● **What the task requires**
In the material below, find every line with "title" and pull it out.
━━━━━━━━━━━━━━━━
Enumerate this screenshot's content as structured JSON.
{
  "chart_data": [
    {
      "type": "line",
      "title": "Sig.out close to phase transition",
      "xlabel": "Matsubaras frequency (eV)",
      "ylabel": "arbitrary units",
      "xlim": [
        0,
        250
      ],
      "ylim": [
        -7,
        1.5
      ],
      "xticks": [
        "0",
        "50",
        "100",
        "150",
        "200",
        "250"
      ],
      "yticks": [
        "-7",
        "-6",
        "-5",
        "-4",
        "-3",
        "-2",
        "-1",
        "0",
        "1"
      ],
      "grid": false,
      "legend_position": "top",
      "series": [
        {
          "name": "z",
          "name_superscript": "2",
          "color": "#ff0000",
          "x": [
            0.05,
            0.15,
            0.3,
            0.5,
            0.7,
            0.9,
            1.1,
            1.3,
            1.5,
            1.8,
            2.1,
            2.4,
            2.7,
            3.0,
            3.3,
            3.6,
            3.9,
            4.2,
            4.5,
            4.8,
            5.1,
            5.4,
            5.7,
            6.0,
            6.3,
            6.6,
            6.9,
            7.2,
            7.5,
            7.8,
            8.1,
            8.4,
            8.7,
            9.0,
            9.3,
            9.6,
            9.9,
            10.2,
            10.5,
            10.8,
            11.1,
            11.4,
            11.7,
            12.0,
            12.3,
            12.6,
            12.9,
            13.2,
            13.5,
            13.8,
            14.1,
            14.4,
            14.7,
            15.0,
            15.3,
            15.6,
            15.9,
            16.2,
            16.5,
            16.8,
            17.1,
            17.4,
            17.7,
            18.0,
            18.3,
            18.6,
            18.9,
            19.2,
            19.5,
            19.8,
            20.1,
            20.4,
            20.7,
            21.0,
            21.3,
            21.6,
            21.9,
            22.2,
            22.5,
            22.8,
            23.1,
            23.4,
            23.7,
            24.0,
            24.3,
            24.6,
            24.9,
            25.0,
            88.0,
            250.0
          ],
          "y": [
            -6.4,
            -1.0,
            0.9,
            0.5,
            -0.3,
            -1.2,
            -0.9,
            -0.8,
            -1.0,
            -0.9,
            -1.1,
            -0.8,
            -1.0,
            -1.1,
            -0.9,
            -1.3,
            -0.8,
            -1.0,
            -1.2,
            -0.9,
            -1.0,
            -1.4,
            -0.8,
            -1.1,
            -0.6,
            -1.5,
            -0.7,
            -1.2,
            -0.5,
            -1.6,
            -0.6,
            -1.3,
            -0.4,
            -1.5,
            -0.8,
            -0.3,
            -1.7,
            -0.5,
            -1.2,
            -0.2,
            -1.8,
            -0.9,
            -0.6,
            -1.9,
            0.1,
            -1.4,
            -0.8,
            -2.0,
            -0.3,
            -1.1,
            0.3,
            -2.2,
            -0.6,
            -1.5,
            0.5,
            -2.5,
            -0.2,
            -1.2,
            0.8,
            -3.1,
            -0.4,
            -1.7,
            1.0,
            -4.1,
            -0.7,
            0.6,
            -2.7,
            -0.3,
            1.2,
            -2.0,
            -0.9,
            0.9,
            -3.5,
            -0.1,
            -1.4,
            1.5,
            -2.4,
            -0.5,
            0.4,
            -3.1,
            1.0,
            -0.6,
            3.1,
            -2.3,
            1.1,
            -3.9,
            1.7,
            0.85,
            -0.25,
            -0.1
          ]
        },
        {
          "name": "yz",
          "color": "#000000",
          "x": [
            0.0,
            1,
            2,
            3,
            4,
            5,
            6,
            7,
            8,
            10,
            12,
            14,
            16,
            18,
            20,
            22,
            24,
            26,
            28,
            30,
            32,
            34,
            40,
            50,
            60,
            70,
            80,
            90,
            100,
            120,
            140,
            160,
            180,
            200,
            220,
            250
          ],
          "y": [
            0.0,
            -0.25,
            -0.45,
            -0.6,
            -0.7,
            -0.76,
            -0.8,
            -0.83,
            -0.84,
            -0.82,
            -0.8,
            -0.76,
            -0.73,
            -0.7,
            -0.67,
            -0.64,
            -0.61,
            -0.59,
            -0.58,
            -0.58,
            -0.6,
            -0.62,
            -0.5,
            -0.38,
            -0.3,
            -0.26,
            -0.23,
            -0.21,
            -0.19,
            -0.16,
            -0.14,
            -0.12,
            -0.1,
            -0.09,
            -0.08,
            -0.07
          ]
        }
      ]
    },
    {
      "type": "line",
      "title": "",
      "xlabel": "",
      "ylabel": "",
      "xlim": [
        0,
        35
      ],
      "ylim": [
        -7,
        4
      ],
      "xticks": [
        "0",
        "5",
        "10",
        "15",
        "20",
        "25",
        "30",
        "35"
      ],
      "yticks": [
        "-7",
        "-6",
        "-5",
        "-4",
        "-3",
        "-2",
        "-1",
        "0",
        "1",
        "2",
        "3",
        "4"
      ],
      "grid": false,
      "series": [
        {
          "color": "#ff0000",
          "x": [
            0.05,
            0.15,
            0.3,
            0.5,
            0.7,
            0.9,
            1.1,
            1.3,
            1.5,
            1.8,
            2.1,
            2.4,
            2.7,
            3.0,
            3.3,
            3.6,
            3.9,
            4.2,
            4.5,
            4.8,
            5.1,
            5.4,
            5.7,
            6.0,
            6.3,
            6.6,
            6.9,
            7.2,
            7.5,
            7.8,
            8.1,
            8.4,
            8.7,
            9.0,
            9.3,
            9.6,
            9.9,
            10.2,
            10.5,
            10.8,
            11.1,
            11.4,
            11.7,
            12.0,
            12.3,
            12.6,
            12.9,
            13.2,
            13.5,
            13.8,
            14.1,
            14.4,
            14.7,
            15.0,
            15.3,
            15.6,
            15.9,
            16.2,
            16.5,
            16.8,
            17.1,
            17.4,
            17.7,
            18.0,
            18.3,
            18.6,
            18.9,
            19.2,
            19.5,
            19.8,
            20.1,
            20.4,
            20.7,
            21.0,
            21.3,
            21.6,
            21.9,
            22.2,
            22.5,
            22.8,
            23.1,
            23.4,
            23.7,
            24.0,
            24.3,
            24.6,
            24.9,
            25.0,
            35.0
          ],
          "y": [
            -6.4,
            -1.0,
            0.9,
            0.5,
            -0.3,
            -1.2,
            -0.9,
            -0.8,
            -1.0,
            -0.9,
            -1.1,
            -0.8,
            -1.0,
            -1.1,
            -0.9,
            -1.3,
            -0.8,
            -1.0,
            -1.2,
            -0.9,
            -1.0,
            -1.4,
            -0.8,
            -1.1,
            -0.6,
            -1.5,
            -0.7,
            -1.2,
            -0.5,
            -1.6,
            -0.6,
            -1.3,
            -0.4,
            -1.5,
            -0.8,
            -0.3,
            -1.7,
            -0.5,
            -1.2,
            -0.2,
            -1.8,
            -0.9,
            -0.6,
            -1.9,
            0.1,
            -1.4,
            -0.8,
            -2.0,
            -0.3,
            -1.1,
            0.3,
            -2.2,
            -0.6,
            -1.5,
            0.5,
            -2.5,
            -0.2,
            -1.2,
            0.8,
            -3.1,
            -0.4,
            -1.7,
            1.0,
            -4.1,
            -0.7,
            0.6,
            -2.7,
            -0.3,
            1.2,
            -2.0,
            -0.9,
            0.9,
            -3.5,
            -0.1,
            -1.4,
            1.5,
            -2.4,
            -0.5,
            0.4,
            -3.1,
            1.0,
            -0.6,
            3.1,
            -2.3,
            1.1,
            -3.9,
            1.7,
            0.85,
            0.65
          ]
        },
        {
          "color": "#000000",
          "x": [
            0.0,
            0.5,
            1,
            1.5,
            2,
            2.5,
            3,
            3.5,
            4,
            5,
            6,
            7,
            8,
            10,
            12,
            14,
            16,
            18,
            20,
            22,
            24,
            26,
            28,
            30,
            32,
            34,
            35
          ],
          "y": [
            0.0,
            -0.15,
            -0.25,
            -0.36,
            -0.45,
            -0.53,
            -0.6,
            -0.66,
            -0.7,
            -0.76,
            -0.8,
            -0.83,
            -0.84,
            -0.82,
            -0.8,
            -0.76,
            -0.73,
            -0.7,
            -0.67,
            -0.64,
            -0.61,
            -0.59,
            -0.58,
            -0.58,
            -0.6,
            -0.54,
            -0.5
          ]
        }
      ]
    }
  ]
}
━━━━━━━━━━━━━━━━
● **Output**
      "title": "Sig.out close to phase transition",
      "title": "",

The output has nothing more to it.